Start

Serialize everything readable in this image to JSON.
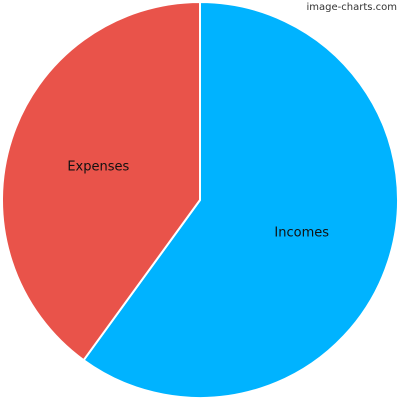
{
  "watermark": "image-charts.com",
  "chart_data": {
    "type": "pie",
    "categories": [
      "Incomes",
      "Expenses"
    ],
    "values": [
      60,
      40
    ],
    "colors": [
      "#00B3FF",
      "#E9534A"
    ],
    "start_angle_deg": 0,
    "direction": "clockwise",
    "legend": "none"
  }
}
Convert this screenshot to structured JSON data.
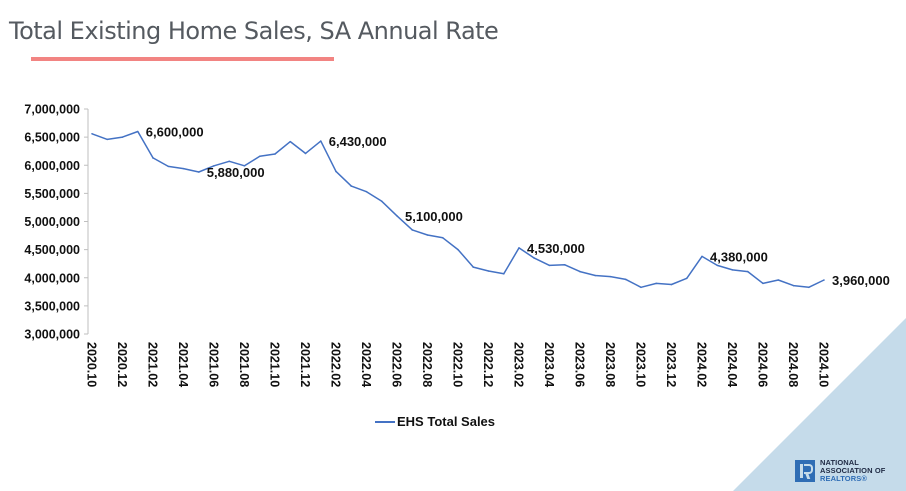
{
  "page": {
    "title": "Total Existing Home Sales, SA Annual Rate",
    "accent_color": "#f28482",
    "corner_color": "#c5dbea"
  },
  "logo": {
    "line1": "NATIONAL",
    "line2": "ASSOCIATION OF",
    "line3": "REALTORS®"
  },
  "chart_data": {
    "type": "line",
    "title": "Total Existing Home Sales, SA Annual Rate",
    "xlabel": "",
    "ylabel": "",
    "ylim": [
      3000000,
      7000000
    ],
    "yticks": [
      3000000,
      3500000,
      4000000,
      4500000,
      5000000,
      5500000,
      6000000,
      6500000,
      7000000
    ],
    "ytick_labels": [
      "3,000,000",
      "3,500,000",
      "4,000,000",
      "4,500,000",
      "5,000,000",
      "5,500,000",
      "6,000,000",
      "6,500,000",
      "7,000,000"
    ],
    "grid": false,
    "legend": "bottom-center",
    "x": [
      "2020.10",
      "2020.11",
      "2020.12",
      "2021.01",
      "2021.02",
      "2021.03",
      "2021.04",
      "2021.05",
      "2021.06",
      "2021.07",
      "2021.08",
      "2021.09",
      "2021.10",
      "2021.11",
      "2021.12",
      "2022.01",
      "2022.02",
      "2022.03",
      "2022.04",
      "2022.05",
      "2022.06",
      "2022.07",
      "2022.08",
      "2022.09",
      "2022.10",
      "2022.11",
      "2022.12",
      "2023.01",
      "2023.02",
      "2023.03",
      "2023.04",
      "2023.05",
      "2023.06",
      "2023.07",
      "2023.08",
      "2023.09",
      "2023.10",
      "2023.11",
      "2023.12",
      "2024.01",
      "2024.02",
      "2024.03",
      "2024.04",
      "2024.05",
      "2024.06",
      "2024.07",
      "2024.08",
      "2024.09",
      "2024.10"
    ],
    "xtick_labels": [
      "2020.10",
      "2020.12",
      "2021.02",
      "2021.04",
      "2021.06",
      "2021.08",
      "2021.10",
      "2021.12",
      "2022.02",
      "2022.04",
      "2022.06",
      "2022.08",
      "2022.10",
      "2022.12",
      "2023.02",
      "2023.04",
      "2023.06",
      "2023.08",
      "2023.10",
      "2023.12",
      "2024.02",
      "2024.04",
      "2024.06",
      "2024.08",
      "2024.10"
    ],
    "series": [
      {
        "name": "EHS Total Sales",
        "color": "#4472c4",
        "values": [
          6560000,
          6460000,
          6500000,
          6600000,
          6130000,
          5980000,
          5940000,
          5880000,
          5990000,
          6070000,
          5990000,
          6160000,
          6200000,
          6420000,
          6210000,
          6430000,
          5890000,
          5630000,
          5530000,
          5360000,
          5100000,
          4850000,
          4760000,
          4710000,
          4500000,
          4190000,
          4120000,
          4070000,
          4530000,
          4350000,
          4220000,
          4230000,
          4110000,
          4040000,
          4020000,
          3970000,
          3830000,
          3900000,
          3880000,
          3990000,
          4380000,
          4220000,
          4140000,
          4110000,
          3900000,
          3960000,
          3860000,
          3830000,
          3960000
        ]
      }
    ],
    "annotations": [
      {
        "x": "2021.01",
        "label": "6,600,000"
      },
      {
        "x": "2021.05",
        "label": "5,880,000"
      },
      {
        "x": "2022.01",
        "label": "6,430,000"
      },
      {
        "x": "2022.06",
        "label": "5,100,000"
      },
      {
        "x": "2023.02",
        "label": "4,530,000"
      },
      {
        "x": "2024.02",
        "label": "4,380,000"
      },
      {
        "x": "2024.10",
        "label": "3,960,000"
      }
    ]
  }
}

End

### Written exercise
Write out every line of the preceding listing that contains "image".

### The result
Serialize everything readable in this image to JSON.
  "watermark": "image-charts.com",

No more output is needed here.